++++ Available records ++++
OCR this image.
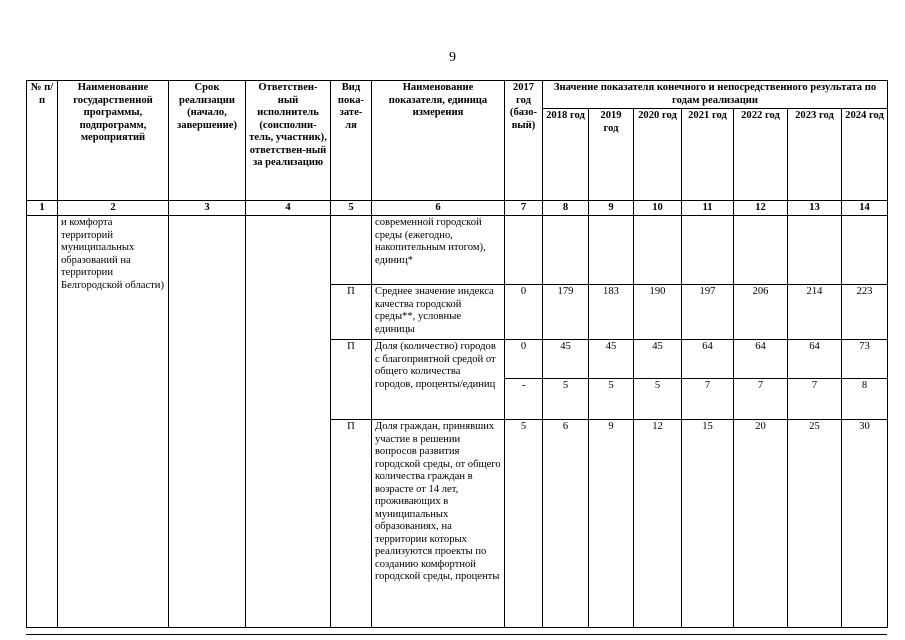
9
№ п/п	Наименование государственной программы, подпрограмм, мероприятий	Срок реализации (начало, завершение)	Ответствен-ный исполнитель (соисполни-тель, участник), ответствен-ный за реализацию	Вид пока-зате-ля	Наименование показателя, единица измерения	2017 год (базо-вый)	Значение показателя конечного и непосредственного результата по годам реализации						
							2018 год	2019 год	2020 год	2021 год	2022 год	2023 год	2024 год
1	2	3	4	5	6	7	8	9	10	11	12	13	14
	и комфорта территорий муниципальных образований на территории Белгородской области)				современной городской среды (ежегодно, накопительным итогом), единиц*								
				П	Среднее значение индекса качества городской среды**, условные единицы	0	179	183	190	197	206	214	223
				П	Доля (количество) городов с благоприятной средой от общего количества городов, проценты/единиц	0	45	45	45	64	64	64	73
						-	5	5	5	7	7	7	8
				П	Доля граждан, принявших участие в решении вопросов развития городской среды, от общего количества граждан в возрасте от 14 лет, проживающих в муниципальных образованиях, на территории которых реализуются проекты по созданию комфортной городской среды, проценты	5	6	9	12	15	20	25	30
++++
++++ Available records ++++
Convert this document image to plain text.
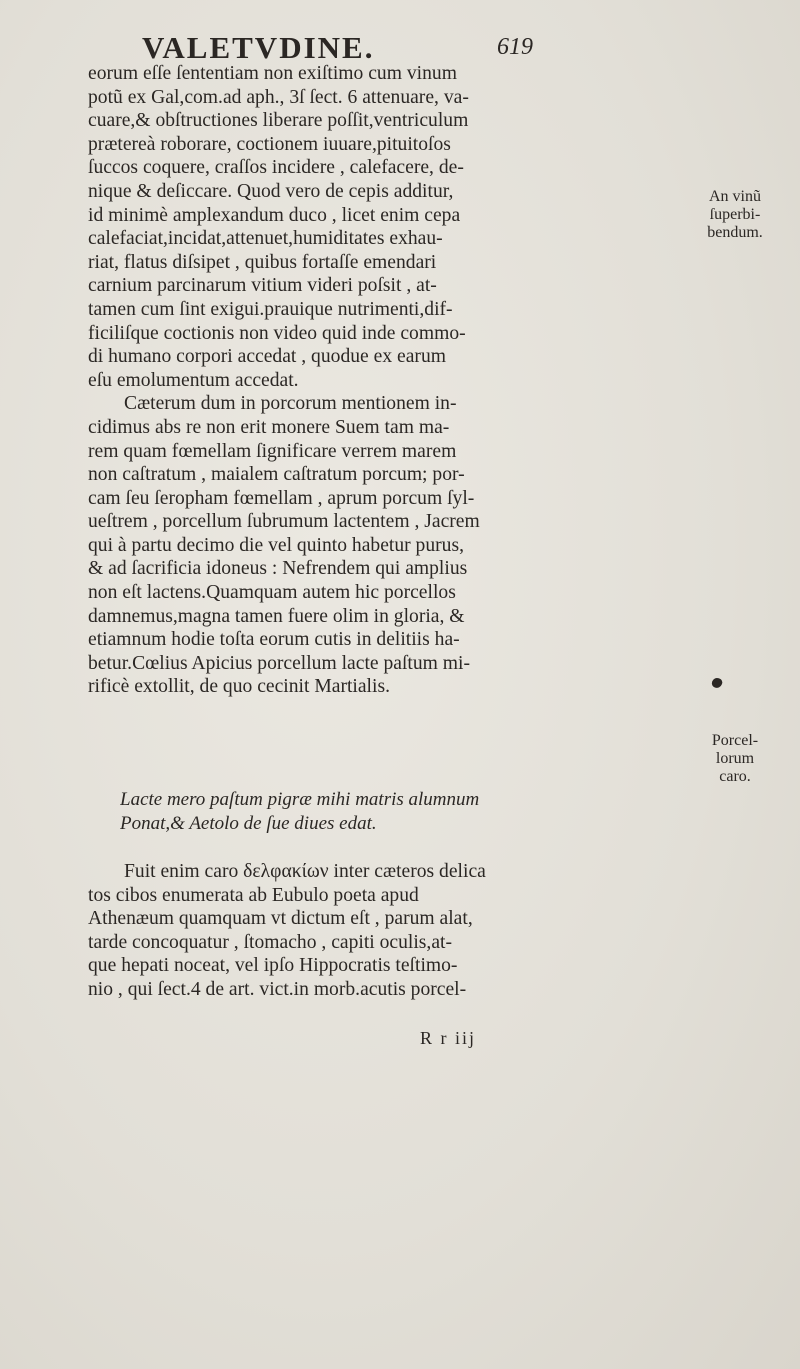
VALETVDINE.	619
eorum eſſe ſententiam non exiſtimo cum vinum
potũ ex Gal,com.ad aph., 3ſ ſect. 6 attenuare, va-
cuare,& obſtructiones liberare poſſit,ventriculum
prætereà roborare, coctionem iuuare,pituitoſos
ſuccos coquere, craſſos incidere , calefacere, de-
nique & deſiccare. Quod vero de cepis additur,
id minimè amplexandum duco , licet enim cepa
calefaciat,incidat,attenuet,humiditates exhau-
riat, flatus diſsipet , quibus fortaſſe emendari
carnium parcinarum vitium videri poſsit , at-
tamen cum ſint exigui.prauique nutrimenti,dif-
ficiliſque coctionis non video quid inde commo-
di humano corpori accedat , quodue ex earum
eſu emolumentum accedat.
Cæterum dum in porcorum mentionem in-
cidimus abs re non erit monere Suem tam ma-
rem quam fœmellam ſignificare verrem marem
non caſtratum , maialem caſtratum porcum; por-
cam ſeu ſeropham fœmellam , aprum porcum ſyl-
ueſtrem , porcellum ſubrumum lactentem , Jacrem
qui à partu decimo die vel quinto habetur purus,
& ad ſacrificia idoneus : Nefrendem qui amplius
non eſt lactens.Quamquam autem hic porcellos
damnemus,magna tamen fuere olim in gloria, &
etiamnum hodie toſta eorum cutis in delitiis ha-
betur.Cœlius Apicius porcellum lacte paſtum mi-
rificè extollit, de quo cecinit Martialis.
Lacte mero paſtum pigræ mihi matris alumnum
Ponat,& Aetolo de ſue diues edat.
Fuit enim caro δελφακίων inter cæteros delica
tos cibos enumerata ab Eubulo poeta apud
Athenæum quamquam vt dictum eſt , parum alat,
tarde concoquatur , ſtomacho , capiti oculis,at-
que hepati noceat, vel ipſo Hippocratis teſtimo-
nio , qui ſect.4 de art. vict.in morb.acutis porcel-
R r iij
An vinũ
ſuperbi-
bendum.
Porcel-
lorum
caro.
++++
Task goal: Report only the number of lines in the data above that contain "porcum".

Correct response: 2